YOUR TASK: Copy out each line of the listing below that contains the word "footer".
Top of SUPPLIED DATA
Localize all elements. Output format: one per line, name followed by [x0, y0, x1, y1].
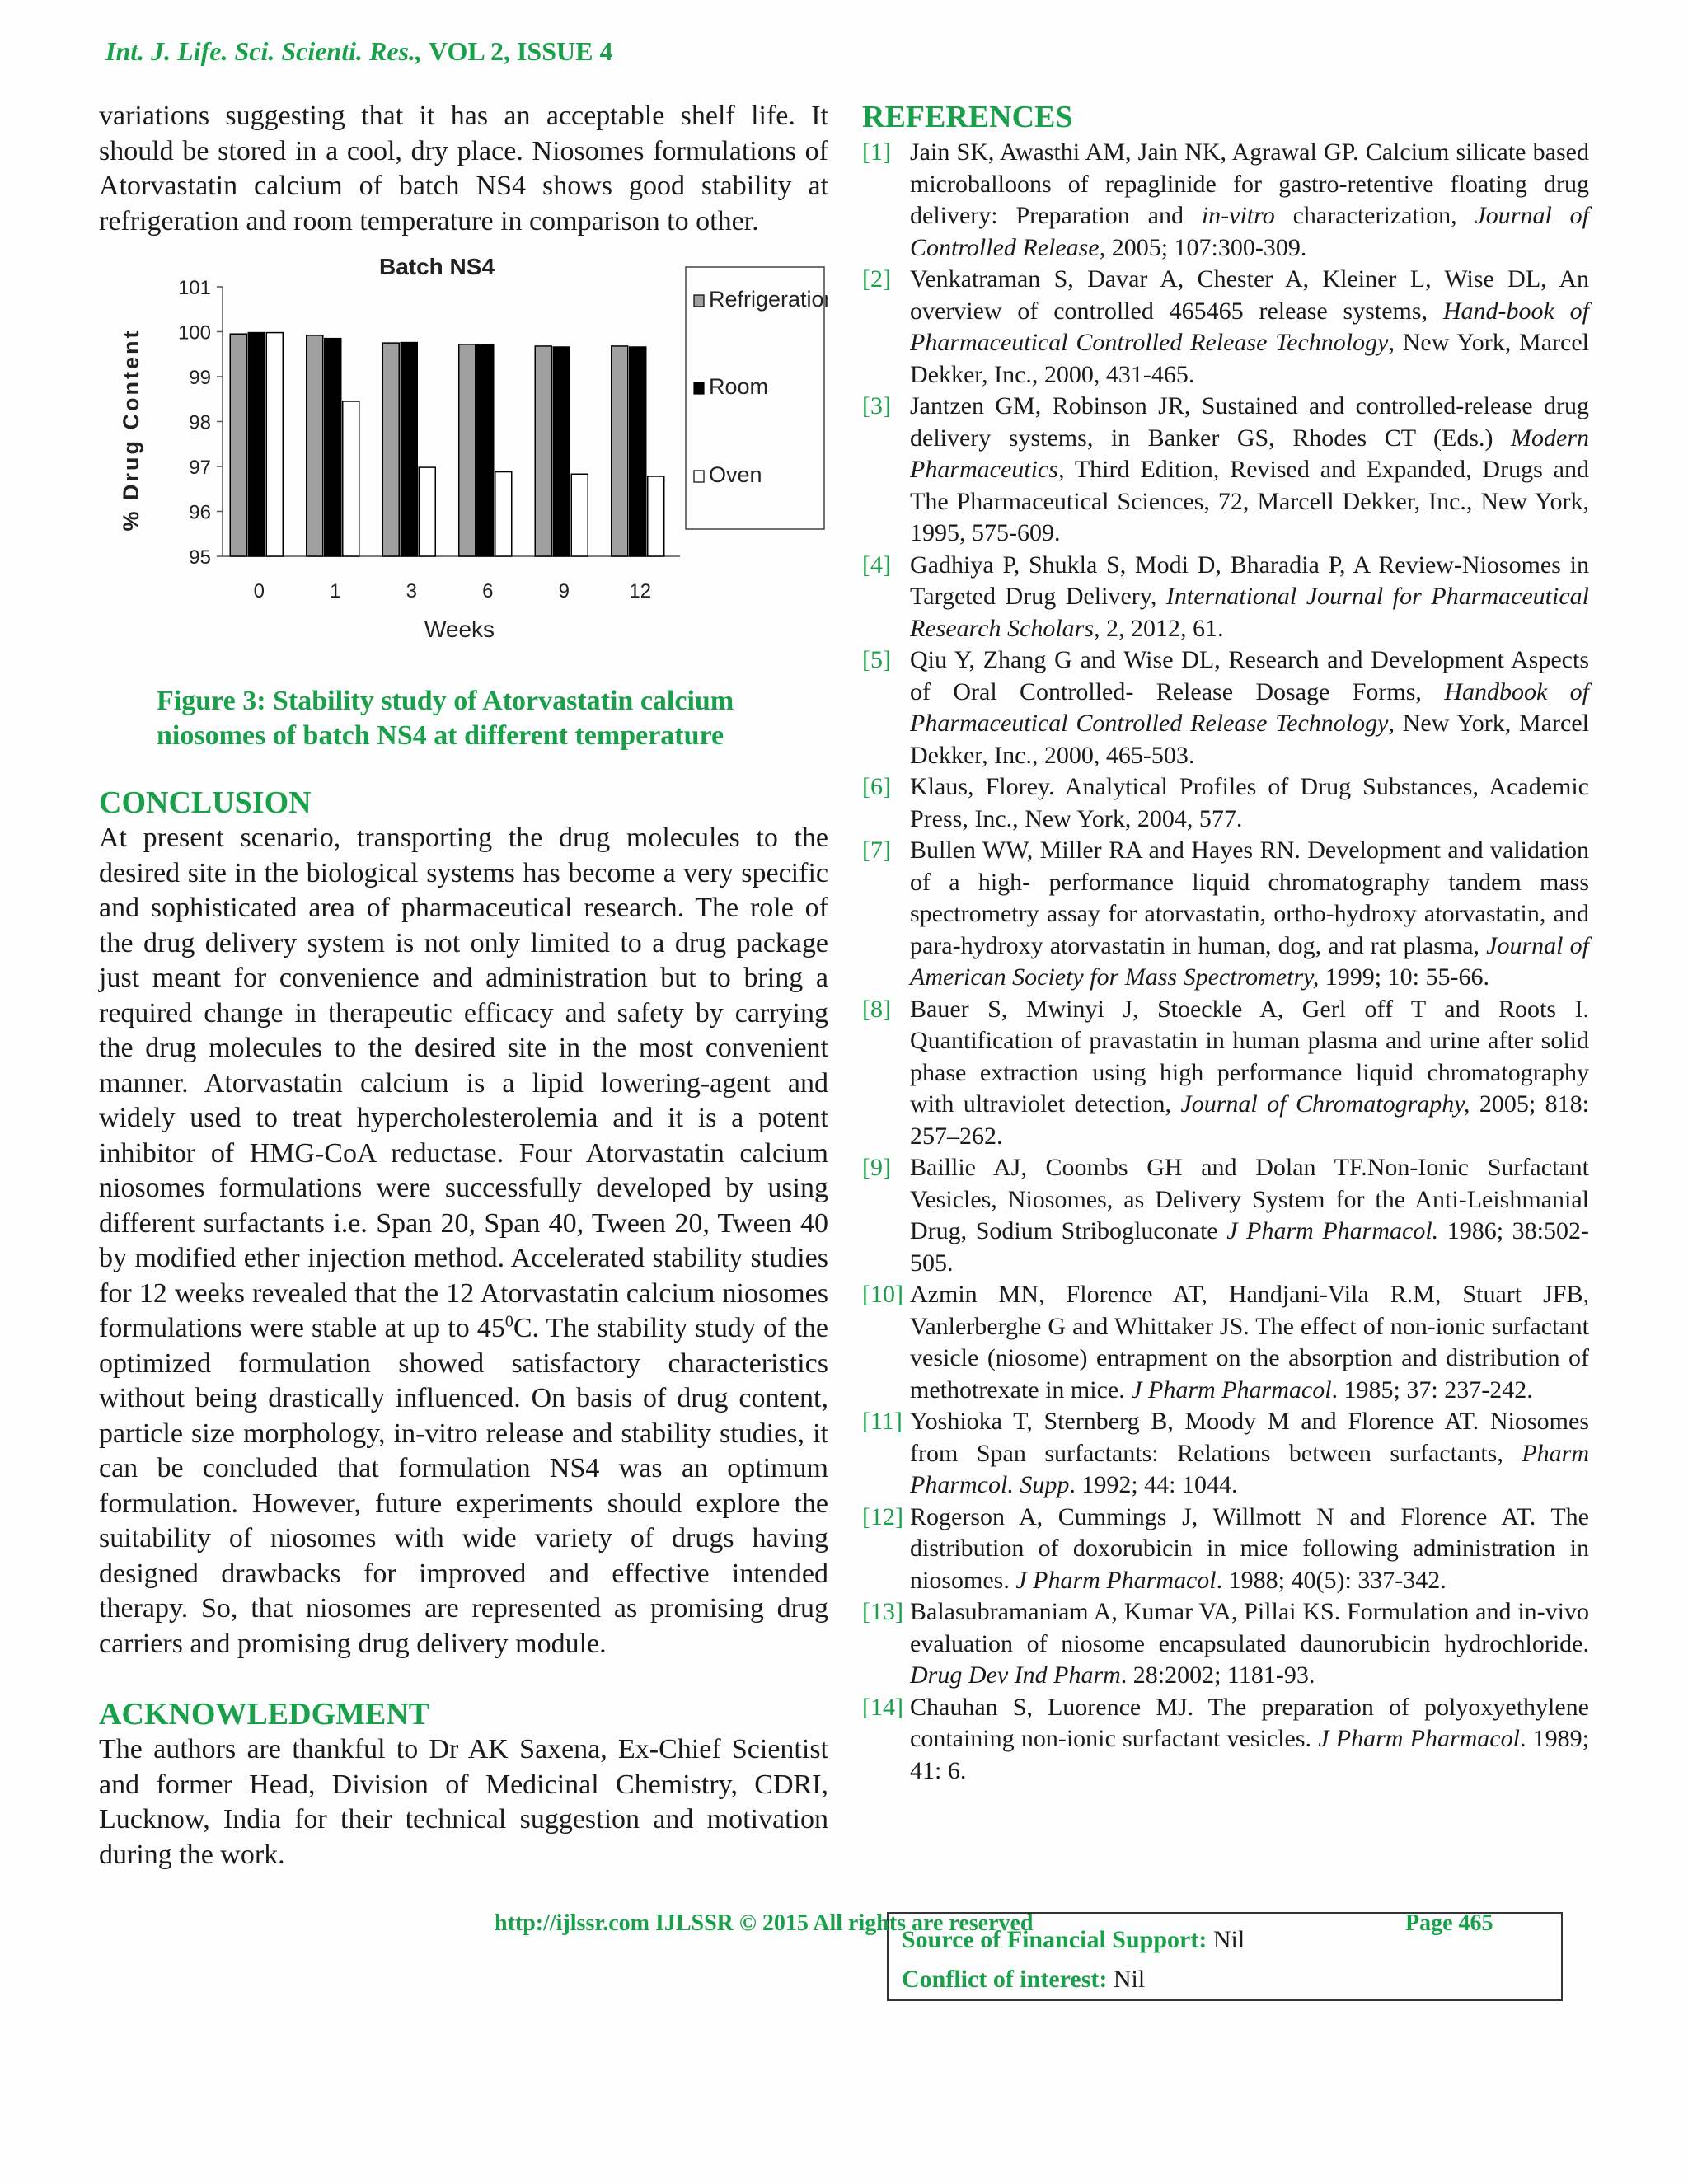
reference-item [862, 1279, 1589, 1406]
reference-segment: Gadhiya P, Shukla S, Modi D, Bharadia P, A Review-Niosomes in Targeted Drug Delivery, [910, 551, 1589, 610]
y-tick-label: 99 [189, 367, 211, 389]
conclusion-paragraph [99, 821, 828, 1661]
reference-segment: Third Edition, Revised and Expanded, Drugs and The Pharmaceutical Sciences, 72, Marcell Dekker, Inc., New York, 1995, 575-609. [910, 456, 1589, 546]
y-tick-label: 101 [177, 277, 211, 299]
bar-refrigeration-week-12 [612, 346, 628, 556]
legend-swatch-refrigeration [694, 295, 704, 307]
bar-oven-week-3 [419, 467, 435, 556]
reference-text [910, 264, 1589, 391]
reference-segment: 2005; 107:300-309. [1105, 233, 1307, 261]
reference-segment: , New York, Marcel Dekker, Inc., 2000, 465-503. [910, 710, 1589, 769]
reference-segment: Baillie AJ, Coombs GH and Dolan TF.Non-Ionic Surfactant Vesicles, Niosomes, as Delivery System for the Anti-Leishmanial Drug, Sodium Stribogluconate [910, 1154, 1589, 1244]
reference-italic-segment: Hand-book of Pharmaceutical Controlled Release Technology [910, 297, 1589, 356]
reference-item [862, 1502, 1589, 1597]
reference-segment: 2005; 818: 257–262. [910, 1090, 1589, 1150]
reference-item [862, 137, 1589, 264]
stability-bar-chart [99, 255, 828, 684]
acknowledgment-paragraph: The authors are thankful to Dr AK Saxena, Ex-Chief Scientist and former Head, Division of Medicinal Chemistry, CDRI, Lucknow, India for their technical suggestion and motivation during the work. [99, 1734, 828, 1870]
reference-text [910, 644, 1589, 771]
reference-segment: Balasubramaniam A, Kumar VA, Pillai KS. Formulation and in-vivo evaluation of niosome encapsulated daunorubicin hydrochloride. [910, 1598, 1589, 1657]
x-tick-label: 12 [629, 580, 652, 602]
reference-italic-segment: Journal of Controlled Release, [910, 202, 1589, 261]
reference-segment: . 1985; 37: 237-242. [1331, 1376, 1533, 1404]
left-column [99, 99, 828, 1872]
reference-number: [3] [862, 392, 891, 419]
reference-segment: Azmin MN, Florence AT, Handjani-Vila R.M, Stuart JFB, Vanlerberghe G and Whittaker JS. The effect of non-ionic surfactant vesicle (niosome) entrapment on the absorption and distribution of methotrexate in mice. [910, 1281, 1589, 1404]
bar-room-week-9 [553, 347, 570, 556]
reference-segment: . 1988; 40(5): 337-342. [1216, 1566, 1447, 1594]
bar-room-week-0 [248, 333, 265, 556]
reference-segment: . 1992; 44: 1044. [1069, 1471, 1238, 1498]
figure-3 [99, 255, 828, 684]
footer-url: http://ijlssr.com IJLSSR © 2015 All rights are reserved [495, 1910, 1034, 1936]
bar-oven-week-9 [571, 474, 588, 556]
reference-number: [14] [862, 1693, 903, 1721]
reference-number: [4] [862, 551, 891, 579]
reference-segment: 2, 2012, 61. [1100, 614, 1224, 642]
reference-segment: Chauhan S, Luorence MJ. The preparation of polyoxyethylene containing non-ionic surfactant vesicles. [910, 1693, 1589, 1752]
reference-number: [2] [862, 265, 891, 293]
reference-segment: , New York, Marcel Dekker, Inc., 2000, 431-465. [910, 329, 1589, 388]
x-tick-label: 6 [482, 580, 494, 602]
bar-refrigeration-week-0 [230, 334, 246, 556]
bar-room-week-1 [325, 339, 341, 556]
bar-oven-week-0 [266, 333, 283, 556]
figure-caption: Figure 3: Stability study of Atorvastatin calcium niosomes of batch NS4 at different temperature [157, 686, 734, 751]
reference-italic-segment: J Pharm Pharmacol [1318, 1725, 1520, 1752]
x-tick-label: 1 [330, 580, 341, 602]
references-heading: REFERENCES [862, 100, 1073, 134]
footer-page-number: Page 465 [1405, 1910, 1493, 1936]
reference-item [862, 1596, 1589, 1692]
bar-refrigeration-week-6 [459, 344, 476, 556]
journal-header [106, 36, 612, 67]
reference-number: [9] [862, 1154, 891, 1181]
journal-abbrev: Int. J. Life. Sci. Scienti. Res., [106, 36, 422, 66]
degree-superscript: 0 [504, 1312, 513, 1331]
bar-refrigeration-week-1 [307, 335, 323, 556]
reference-segment: Bauer S, Mwinyi J, Stoeckle A, Gerl off T and Roots I. Quantification of pravastatin in human plasma and urine after solid phase extraction using high performance liquid chromatography with ultraviolet detection, [910, 995, 1589, 1118]
conflict-label: Conflict of interest: [902, 1966, 1108, 1993]
reference-text [910, 391, 1589, 550]
y-tick-label: 97 [189, 457, 211, 479]
bar-refrigeration-week-9 [535, 346, 551, 556]
conflict-value: Nil [1107, 1966, 1146, 1993]
reference-segment: Venkatraman S, Davar A, Chester A, Kleiner L, Wise DL, An overview of controlled 465465 release systems, [910, 265, 1589, 325]
reference-italic-segment: Journal of Chromatography, [1180, 1090, 1470, 1118]
y-tick-label: 98 [189, 411, 211, 434]
legend-label-refrigeration: Refrigeration [709, 287, 828, 312]
reference-text [910, 1279, 1589, 1406]
acknowledgment-heading: ACKNOWLEDGMENT [99, 1697, 430, 1732]
reference-item [862, 1406, 1589, 1502]
reference-item [862, 1152, 1589, 1279]
reference-number: [10] [862, 1281, 903, 1308]
x-tick-label: 0 [253, 580, 265, 602]
reference-italic-segment: J Pharm Pharmacol [1131, 1376, 1332, 1404]
reference-number: [7] [862, 837, 891, 864]
bar-room-week-12 [630, 347, 646, 556]
reference-segment: Klaus, Florey. Analytical Profiles of Drug Substances, Academic Press, Inc., New York, 2004, 577. [910, 773, 1589, 832]
legend-swatch-room [694, 382, 704, 394]
reference-number: [1] [862, 138, 891, 166]
bar-oven-week-1 [343, 401, 359, 556]
reference-italic-segment: Drug Dev Ind Pharm [910, 1661, 1121, 1689]
reference-list [862, 137, 1589, 1787]
reference-segment: . 28:2002; 1181-93. [1120, 1661, 1315, 1689]
bar-room-week-3 [401, 343, 417, 556]
reference-segment: Rogerson A, Cummings J, Willmott N and Florence AT. The distribution of doxorubicin in mice following administration in niosomes. [910, 1502, 1589, 1594]
reference-segment: Yoshioka T, Sternberg B, Moody M and Florence AT. Niosomes from Span surfactants: Relations between surfactants, [910, 1408, 1589, 1467]
reference-segment: Jantzen GM, Robinson JR, Sustained and controlled-release drug delivery systems, in Banker GS, Rhodes CT (Eds.) [910, 392, 1589, 452]
reference-italic-segment: International Journal for Pharmaceutical Research Scholars, [910, 583, 1589, 642]
reference-text [910, 994, 1589, 1153]
bar-oven-week-6 [495, 472, 512, 556]
reference-segment: Jain SK, Awasthi AM, Jain NK, Agrawal GP. Calcium silicate based microballoons of repaglinide for gastro-retentive floating drug delivery: Preparation and [910, 138, 1589, 229]
reference-text [910, 771, 1589, 835]
reference-item [862, 994, 1589, 1153]
y-tick-label: 100 [177, 321, 211, 344]
x-tick-label: 9 [558, 580, 570, 602]
chart-title: Batch NS4 [378, 255, 495, 279]
y-axis-label: % Drug Content [119, 328, 143, 532]
right-column [862, 99, 1589, 1787]
reference-text [910, 1152, 1589, 1279]
reference-text [910, 1692, 1589, 1788]
financial-support-label: Source of Financial Support: [902, 1926, 1207, 1953]
reference-italic-segment: J Pharm Pharmacol. [1226, 1217, 1439, 1244]
reference-text [910, 550, 1589, 645]
reference-number: [6] [862, 773, 891, 800]
x-tick-label: 3 [406, 580, 417, 602]
reference-segment: Qiu Y, Zhang G and Wise DL, Research and Development Aspects of Oral Controlled- Release Dosage Forms, [910, 646, 1589, 705]
legend-label-room: Room [709, 374, 769, 399]
reference-item [862, 550, 1589, 645]
conclusion-text-2: C. The stability study of the optimized formulation showed satisfactory characteristics without being drastically influenced. On basis of drug content, particle size morphology, in-vitro release and stability studies, it can be concluded that formulation NS4 was an optimum formulation. However, future experiments should explore the suitability of niosomes with wide variety of drugs having designed drawbacks for improved and effective intended therapy. So, that niosomes are represented as promising drug carriers and promising drug delivery module. [99, 1313, 828, 1659]
reference-italic-segment: Journal of American Society for Mass Spectrometry, [910, 931, 1589, 991]
intro-paragraph: variations suggesting that it has an acceptable shelf life. It should be stored in a cool, dry place. Niosomes formulations of Atorvastatin calcium of batch NS4 shows good stability at refrigeration and room temperature in comparison to other. [99, 101, 828, 237]
reference-italic-segment: J Pharm Pharmacol [1015, 1566, 1217, 1594]
reference-text [910, 1502, 1589, 1597]
reference-text [910, 137, 1589, 264]
legend-label-oven: Oven [709, 462, 762, 487]
reference-italic-segment: in-vitro [1201, 202, 1275, 229]
reference-segment: 1986; 38:502-505. [910, 1217, 1589, 1277]
reference-italic-segment: Modern Pharmaceutics, [910, 424, 1589, 483]
reference-number: [13] [862, 1598, 903, 1625]
reference-number: [11] [862, 1408, 903, 1435]
reference-text [910, 1596, 1589, 1692]
financial-support-value: Nil [1207, 1926, 1245, 1953]
volume-issue: VOL 2, ISSUE 4 [429, 36, 613, 66]
reference-segment: . 1989; 41: 6. [910, 1725, 1590, 1784]
reference-number: [5] [862, 646, 891, 673]
bar-room-week-6 [477, 344, 494, 556]
conflict-line [902, 1960, 1548, 1999]
conclusion-text-1: At present scenario, transporting the drug molecules to the desired site in the biological systems has become a very specific and sophisticated area of pharmaceutical research. The role of the drug delivery system is not only limited to a drug package just meant for convenience and administration but to bring a required change in therapeutic efficacy and safety by carrying the drug molecules to the desired site in the most convenient manner. Atorvastatin calcium is a lipid lowering-agent and widely used to treat hypercholesterolemia and it is a potent inhibitor of HMG-CoA reductase. Four Atorvastatin calcium niosomes formulations were successfully developed by using different surfactants i.e. Span 20, Span 40, Tween 20, Tween 40 by modified ether injection method. Accelerated stability studies for 12 weeks revealed that the 12 Atorvastatin calcium niosomes formulations were stable at up to 45 [99, 823, 828, 1343]
reference-segment: 1999; 10: 55-66. [1319, 963, 1489, 991]
reference-item [862, 644, 1589, 771]
reference-text [910, 1406, 1589, 1502]
reference-item [862, 771, 1589, 835]
reference-item [862, 391, 1589, 550]
reference-text [910, 835, 1589, 994]
bar-oven-week-12 [648, 476, 664, 556]
bar-refrigeration-week-3 [382, 343, 399, 556]
reference-item [862, 264, 1589, 391]
y-tick-label: 96 [189, 501, 211, 524]
reference-item [862, 835, 1589, 994]
conclusion-heading: CONCLUSION [99, 785, 312, 820]
legend-swatch-oven [694, 471, 704, 482]
reference-number: [8] [862, 995, 891, 1023]
reference-segment: characterization, [1274, 202, 1475, 229]
reference-number: [12] [862, 1502, 903, 1530]
y-tick-label: 95 [189, 546, 211, 569]
reference-item [862, 1692, 1589, 1788]
reference-italic-segment: Handbook of Pharmaceutical Controlled Release Technology [910, 677, 1589, 737]
x-axis-label: Weeks [424, 616, 495, 642]
reference-italic-segment: Pharm Pharmcol. Supp [910, 1439, 1589, 1498]
reference-segment: Bullen WW, Miller RA and Hayes RN. Development and validation of a high- performance liquid chromatography tandem mass spectrometry assay for atorvastatin, ortho-hydroxy atorvastatin, and para-hydroxy atorvastatin in human, dog, and rat plasma, [910, 837, 1589, 959]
Bottom of SUPPLIED DATA
TASK OUTPUT:
footer-url: http://ijlssr.com IJLSSR © 2015 All rights are reserved [495, 1910, 1034, 1936]
footer-page-number: Page 465 [1405, 1910, 1493, 1936]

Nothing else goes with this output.